-- BEGIN --
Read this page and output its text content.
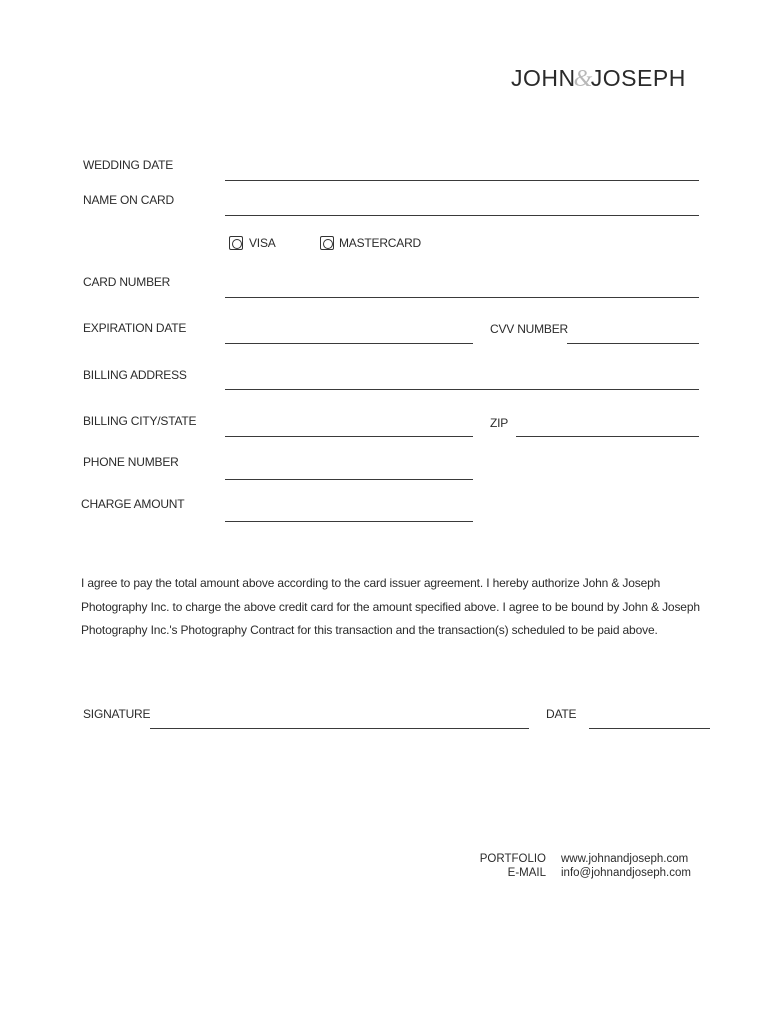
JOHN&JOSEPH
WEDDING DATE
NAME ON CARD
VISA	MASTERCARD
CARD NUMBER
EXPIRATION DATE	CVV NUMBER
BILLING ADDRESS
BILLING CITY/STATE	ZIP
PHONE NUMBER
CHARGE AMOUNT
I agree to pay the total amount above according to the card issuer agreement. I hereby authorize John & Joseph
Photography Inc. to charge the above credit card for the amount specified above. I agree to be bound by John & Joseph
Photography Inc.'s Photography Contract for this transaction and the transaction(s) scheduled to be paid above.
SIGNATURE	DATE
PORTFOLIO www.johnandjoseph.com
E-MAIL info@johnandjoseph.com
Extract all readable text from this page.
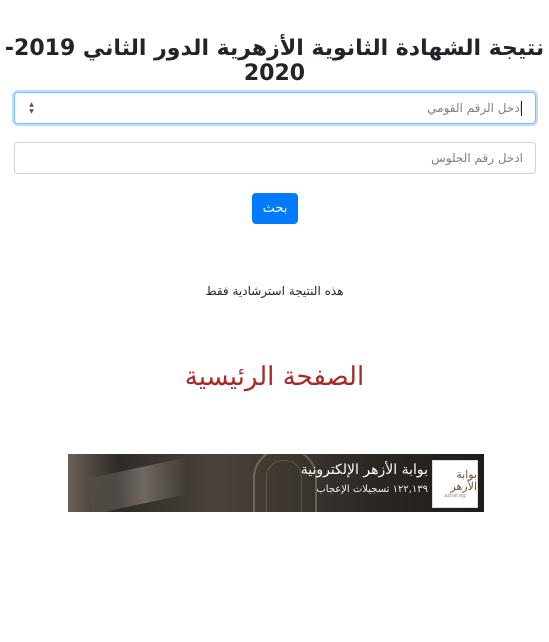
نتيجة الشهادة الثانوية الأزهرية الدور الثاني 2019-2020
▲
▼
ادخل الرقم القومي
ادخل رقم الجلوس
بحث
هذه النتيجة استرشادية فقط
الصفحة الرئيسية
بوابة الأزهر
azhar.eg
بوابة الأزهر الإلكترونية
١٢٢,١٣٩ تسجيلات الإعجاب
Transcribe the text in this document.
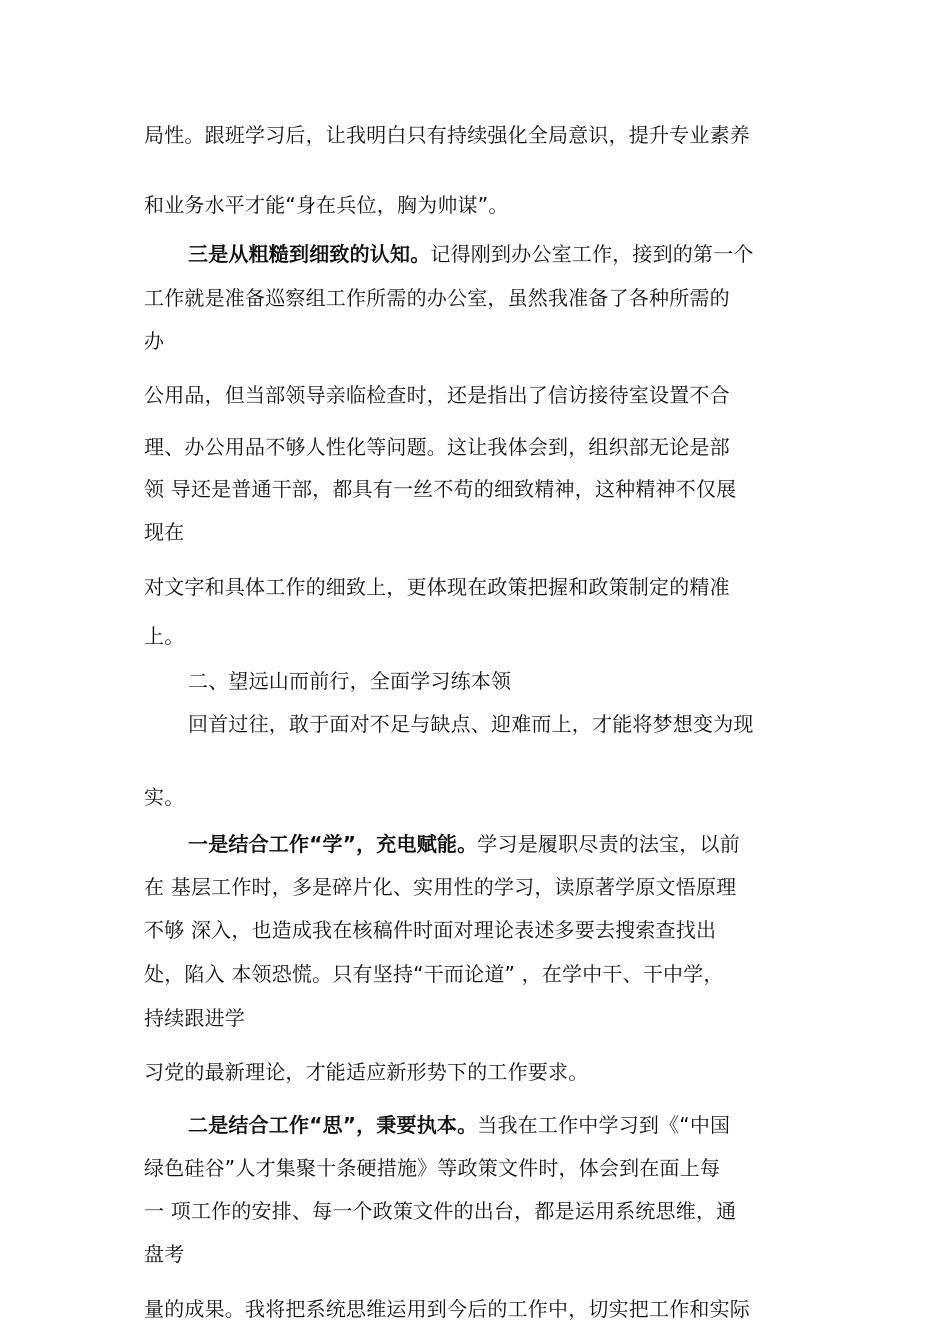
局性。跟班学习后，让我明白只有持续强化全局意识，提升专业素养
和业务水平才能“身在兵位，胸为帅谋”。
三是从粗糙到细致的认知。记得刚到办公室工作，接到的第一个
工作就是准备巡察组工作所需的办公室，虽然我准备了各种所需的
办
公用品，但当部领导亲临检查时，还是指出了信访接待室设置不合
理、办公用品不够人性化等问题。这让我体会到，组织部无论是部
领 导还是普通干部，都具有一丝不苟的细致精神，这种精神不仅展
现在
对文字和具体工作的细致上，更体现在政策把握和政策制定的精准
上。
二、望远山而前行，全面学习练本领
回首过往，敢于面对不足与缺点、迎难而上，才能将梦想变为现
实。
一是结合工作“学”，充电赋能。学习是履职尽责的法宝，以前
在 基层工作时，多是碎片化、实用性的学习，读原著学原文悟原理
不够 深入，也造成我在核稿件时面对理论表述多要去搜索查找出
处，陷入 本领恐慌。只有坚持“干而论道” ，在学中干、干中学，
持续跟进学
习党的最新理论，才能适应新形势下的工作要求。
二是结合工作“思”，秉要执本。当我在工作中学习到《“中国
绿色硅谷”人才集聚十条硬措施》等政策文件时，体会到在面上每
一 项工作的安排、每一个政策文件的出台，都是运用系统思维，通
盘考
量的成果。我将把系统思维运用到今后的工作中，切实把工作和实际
-- END --
-- BEGIN --
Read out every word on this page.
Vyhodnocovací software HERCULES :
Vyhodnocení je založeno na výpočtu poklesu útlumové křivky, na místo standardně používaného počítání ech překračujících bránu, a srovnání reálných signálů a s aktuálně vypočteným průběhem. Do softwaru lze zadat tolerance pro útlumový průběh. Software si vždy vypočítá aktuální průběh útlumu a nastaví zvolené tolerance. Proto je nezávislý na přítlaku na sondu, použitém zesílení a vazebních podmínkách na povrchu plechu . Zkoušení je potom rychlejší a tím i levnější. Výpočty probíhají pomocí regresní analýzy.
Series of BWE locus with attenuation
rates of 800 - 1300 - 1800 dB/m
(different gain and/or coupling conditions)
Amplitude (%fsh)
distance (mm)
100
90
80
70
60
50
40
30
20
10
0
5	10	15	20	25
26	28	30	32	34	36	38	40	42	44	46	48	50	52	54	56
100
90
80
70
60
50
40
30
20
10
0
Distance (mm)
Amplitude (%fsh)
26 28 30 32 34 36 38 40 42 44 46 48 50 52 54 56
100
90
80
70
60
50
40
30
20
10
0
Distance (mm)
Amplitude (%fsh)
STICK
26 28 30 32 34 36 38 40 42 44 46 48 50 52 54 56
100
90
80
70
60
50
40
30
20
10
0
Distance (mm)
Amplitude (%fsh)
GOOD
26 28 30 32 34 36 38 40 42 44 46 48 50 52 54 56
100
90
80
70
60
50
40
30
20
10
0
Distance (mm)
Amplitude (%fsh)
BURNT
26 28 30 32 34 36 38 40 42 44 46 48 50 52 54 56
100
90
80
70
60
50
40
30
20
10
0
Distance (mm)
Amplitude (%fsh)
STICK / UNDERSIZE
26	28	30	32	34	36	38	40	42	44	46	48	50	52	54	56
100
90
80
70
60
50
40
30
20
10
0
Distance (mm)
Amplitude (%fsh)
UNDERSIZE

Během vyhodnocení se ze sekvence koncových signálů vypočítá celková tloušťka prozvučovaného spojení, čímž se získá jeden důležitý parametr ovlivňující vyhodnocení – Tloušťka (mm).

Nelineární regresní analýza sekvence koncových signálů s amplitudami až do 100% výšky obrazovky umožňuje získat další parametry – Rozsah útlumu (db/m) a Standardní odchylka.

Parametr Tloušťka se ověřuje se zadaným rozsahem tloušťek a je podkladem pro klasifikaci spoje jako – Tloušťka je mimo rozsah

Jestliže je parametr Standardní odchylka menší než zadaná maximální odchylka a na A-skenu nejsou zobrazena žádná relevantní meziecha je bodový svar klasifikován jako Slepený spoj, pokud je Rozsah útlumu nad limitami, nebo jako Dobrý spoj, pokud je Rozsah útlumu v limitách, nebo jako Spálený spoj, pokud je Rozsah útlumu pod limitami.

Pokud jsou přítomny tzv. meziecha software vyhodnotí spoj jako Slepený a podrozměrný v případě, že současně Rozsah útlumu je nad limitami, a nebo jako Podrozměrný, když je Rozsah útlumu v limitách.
-- END --
■ Exercise: Of the lines above, how many contain the word "page"? Provide the number and nothing else.

■ Expected answer: 3